Begin
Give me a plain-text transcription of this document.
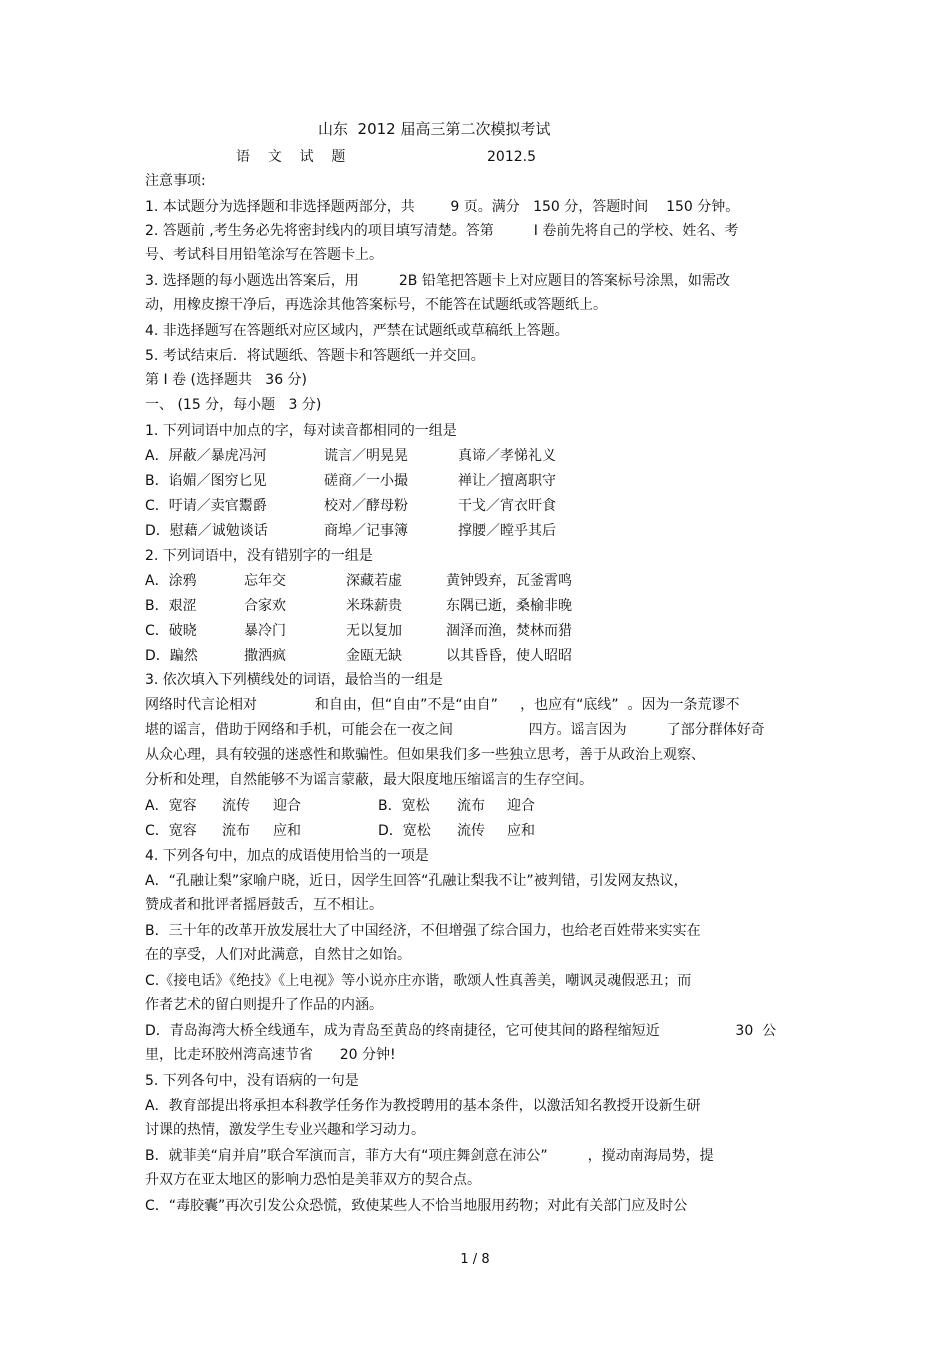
山东  2012 届高三第二次模拟考试
语    文    试    题	2012.5
注意事项:
1. 本试题分为选择题和非选择题两部分，共        9 页。满分   150 分，答题时间    150 分钟。
2. 答题前 ,考生务必先将密封线内的项目填写清楚。答第         I 卷前先将自己的学校、姓名、考
号、考试科目用铅笔涂写在答题卡上。
3. 选择题的每小题选出答案后，用         2B 铅笔把答题卡上对应题目的答案标号涂黑，如需改
动，用橡皮擦干净后，再选涂其他答案标号，不能答在试题纸或答题纸上。
4. 非选择题写在答题纸对应区域内，严禁在试题纸或草稿纸上答题。
5. 考试结束后．将试题纸、答题卡和答题纸一并交回。
第 I 卷 (选择题共   36 分)
一、 (15 分，每小题   3 分)
1. 下列词语中加点的字，每对读音都相同的一组是
A．屏蔽／暴虎冯河	谎言／明晃晃	真谛／孝悌礼义
B．谄媚／图穷匕见	磋商／一小撮	禅让／擅离职守
C．吁请／卖官鬻爵	校对／酵母粉	干戈／宵衣旰食
D．慰藉／诚勉谈话	商埠／记事簿	撑腰／瞠乎其后
2. 下列词语中，没有错别字的一组是
A．涂鸦	忘年交	深藏若虚	黄钟毁弃，瓦釜霄鸣
B．艰涩	合家欢	米珠薪贵	东隅已逝，桑榆非晚
C．破晓	暴冷门	无以复加	涸泽而渔，焚林而猎
D．蹁然	撒洒疯	金瓯无缺	以其昏昏，使人昭昭
3. 依次填入下列横线处的词语，最恰当的一组是
网络时代言论相对             和自由，但“自由”不是“由自”     ，也应有“底线”  。因为一条荒谬不
堪的谣言，借助于网络和手机，可能会在一夜之间                 四方。谣言因为         了部分群体好奇
从众心理，具有较强的迷惑性和欺骗性。但如果我们多一些独立思考，善于从政治上观察、
分析和处理，自然能够不为谣言蒙蔽，最大限度地压缩谣言的生存空间。
A．宽容 流传 迎合	B．宽松 流布 迎合
C．宽容 流布 应和	D．宽松 流传 应和
4. 下列各句中，加点的成语使用恰当的一项是
A．“孔融让梨”家喻户晓，近日，因学生回答“孔融让梨我不让”被判错，引发网友热议，
赞成者和批评者摇唇鼓舌，互不相让。
B．三十年的改革开放发展壮大了中国经济，不但增强了综合国力，也给老百姓带来实实在
在的享受，人们对此满意，自然甘之如饴。
C.《接电话》《绝技》《上电视》等小说亦庄亦谐，歌颂人性真善美，嘲讽灵魂假恶丑；而
作者艺术的留白则提升了作品的内涵。
D．青岛海湾大桥全线通车，成为青岛至黄岛的终南捷径，它可使其间的路程缩短近                 30  公
里，比走环胶州湾高速节省      20 分钟!
5. 下列各句中，没有语病的一句是
A．教育部提出将承担本科教学任务作为教授聘用的基本条件，以激活知名教授开设新生研
讨课的热情，激发学生专业兴趣和学习动力。
B．就菲美“肩并肩”联合军演而言，菲方大有“项庄舞剑意在沛公”         ，搅动南海局势，提
升双方在亚太地区的影响力恐怕是美菲双方的契合点。
C．“毒胶囊”再次引发公众恐慌，致使某些人不恰当地服用药物；对此有关部门应及时公
1 / 8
End
**Task objective:** Among the lines of the listing, how many hold the string "下列各句中"? Respond with only the number.

**Answer to the problem:** 2